**Information given:**
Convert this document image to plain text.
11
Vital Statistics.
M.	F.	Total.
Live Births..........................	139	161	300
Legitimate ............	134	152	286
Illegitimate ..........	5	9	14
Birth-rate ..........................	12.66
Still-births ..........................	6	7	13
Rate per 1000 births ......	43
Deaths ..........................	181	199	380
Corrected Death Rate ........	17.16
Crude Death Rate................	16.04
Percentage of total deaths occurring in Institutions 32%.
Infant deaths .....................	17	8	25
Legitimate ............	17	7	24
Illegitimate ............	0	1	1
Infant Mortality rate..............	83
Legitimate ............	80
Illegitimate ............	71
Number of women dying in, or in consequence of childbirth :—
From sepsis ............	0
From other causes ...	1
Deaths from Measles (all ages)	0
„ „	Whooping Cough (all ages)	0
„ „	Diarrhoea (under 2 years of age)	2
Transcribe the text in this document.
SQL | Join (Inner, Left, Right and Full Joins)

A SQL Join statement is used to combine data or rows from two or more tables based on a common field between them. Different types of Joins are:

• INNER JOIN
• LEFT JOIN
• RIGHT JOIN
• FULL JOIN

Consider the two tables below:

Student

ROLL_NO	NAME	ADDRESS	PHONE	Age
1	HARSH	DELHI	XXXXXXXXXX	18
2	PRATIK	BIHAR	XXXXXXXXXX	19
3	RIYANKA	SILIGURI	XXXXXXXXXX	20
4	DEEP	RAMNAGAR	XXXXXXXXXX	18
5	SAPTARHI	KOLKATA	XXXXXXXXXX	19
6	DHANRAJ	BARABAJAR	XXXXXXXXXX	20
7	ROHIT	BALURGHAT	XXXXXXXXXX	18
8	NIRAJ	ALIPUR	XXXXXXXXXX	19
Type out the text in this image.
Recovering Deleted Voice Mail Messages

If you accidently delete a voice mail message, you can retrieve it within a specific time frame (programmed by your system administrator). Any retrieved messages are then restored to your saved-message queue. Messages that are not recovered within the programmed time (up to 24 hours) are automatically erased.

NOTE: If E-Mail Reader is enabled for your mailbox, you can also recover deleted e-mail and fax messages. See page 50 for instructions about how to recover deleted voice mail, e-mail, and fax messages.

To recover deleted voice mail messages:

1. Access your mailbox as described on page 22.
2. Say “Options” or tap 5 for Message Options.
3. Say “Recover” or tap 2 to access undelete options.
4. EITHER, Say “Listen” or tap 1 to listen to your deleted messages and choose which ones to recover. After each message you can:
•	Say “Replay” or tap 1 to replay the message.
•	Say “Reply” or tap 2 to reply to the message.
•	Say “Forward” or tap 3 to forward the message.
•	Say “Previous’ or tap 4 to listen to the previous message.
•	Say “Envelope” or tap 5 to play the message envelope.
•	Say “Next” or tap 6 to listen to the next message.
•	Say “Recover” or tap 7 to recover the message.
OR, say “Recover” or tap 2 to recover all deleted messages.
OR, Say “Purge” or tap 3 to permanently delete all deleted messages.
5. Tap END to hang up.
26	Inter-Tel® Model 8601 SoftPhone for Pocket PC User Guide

**Task goal:** Take the data above and return it exactly.

**Expected answer:**
Convert this document image to plain text.
11
Vital Statistics.
M.	F.	Total.
Live Births..........................	139	161	300
Legitimate ............	134	152	286
Illegitimate ..........	5	9	14
Birth-rate ..........................	12.66
Still-births ..........................	6	7	13
Rate per 1000 births ......	43
Deaths ..........................	181	199	380
Corrected Death Rate ........	17.16
Crude Death Rate................	16.04
Percentage of total deaths occurring in Institutions 32%.
Infant deaths .....................	17	8	25
Legitimate ............	17	7	24
Illegitimate ............	0	1	1
Infant Mortality rate..............	83
Legitimate ............	80
Illegitimate ............	71
Number of women dying in, or in consequence of childbirth :—
From sepsis ............	0
From other causes ...	1
Deaths from Measles (all ages)	0
„ „	Whooping Cough (all ages)	0
„ „	Diarrhoea (under 2 years of age)	2
Transcribe the text in this document.
SQL | Join (Inner, Left, Right and Full Joins)

A SQL Join statement is used to combine data or rows from two or more tables based on a common field between them. Different types of Joins are:

• INNER JOIN
• LEFT JOIN
• RIGHT JOIN
• FULL JOIN

Consider the two tables below:

Student

ROLL_NO	NAME	ADDRESS	PHONE	Age
1	HARSH	DELHI	XXXXXXXXXX	18
2	PRATIK	BIHAR	XXXXXXXXXX	19
3	RIYANKA	SILIGURI	XXXXXXXXXX	20
4	DEEP	RAMNAGAR	XXXXXXXXXX	18
5	SAPTARHI	KOLKATA	XXXXXXXXXX	19
6	DHANRAJ	BARABAJAR	XXXXXXXXXX	20
7	ROHIT	BALURGHAT	XXXXXXXXXX	18
8	NIRAJ	ALIPUR	XXXXXXXXXX	19
Type out the text in this image.
Recovering Deleted Voice Mail Messages

If you accidently delete a voice mail message, you can retrieve it within a specific time frame (programmed by your system administrator). Any retrieved messages are then restored to your saved-message queue. Messages that are not recovered within the programmed time (up to 24 hours) are automatically erased.

NOTE: If E-Mail Reader is enabled for your mailbox, you can also recover deleted e-mail and fax messages. See page 50 for instructions about how to recover deleted voice mail, e-mail, and fax messages.

To recover deleted voice mail messages:

1. Access your mailbox as described on page 22.
2. Say “Options” or tap 5 for Message Options.
3. Say “Recover” or tap 2 to access undelete options.
4. EITHER, Say “Listen” or tap 1 to listen to your deleted messages and choose which ones to recover. After each message you can:
•	Say “Replay” or tap 1 to replay the message.
•	Say “Reply” or tap 2 to reply to the message.
•	Say “Forward” or tap 3 to forward the message.
•	Say “Previous’ or tap 4 to listen to the previous message.
•	Say “Envelope” or tap 5 to play the message envelope.
•	Say “Next” or tap 6 to listen to the next message.
•	Say “Recover” or tap 7 to recover the message.
OR, say “Recover” or tap 2 to recover all deleted messages.
OR, Say “Purge” or tap 3 to permanently delete all deleted messages.
5. Tap END to hang up.
26	Inter-Tel® Model 8601 SoftPhone for Pocket PC User Guide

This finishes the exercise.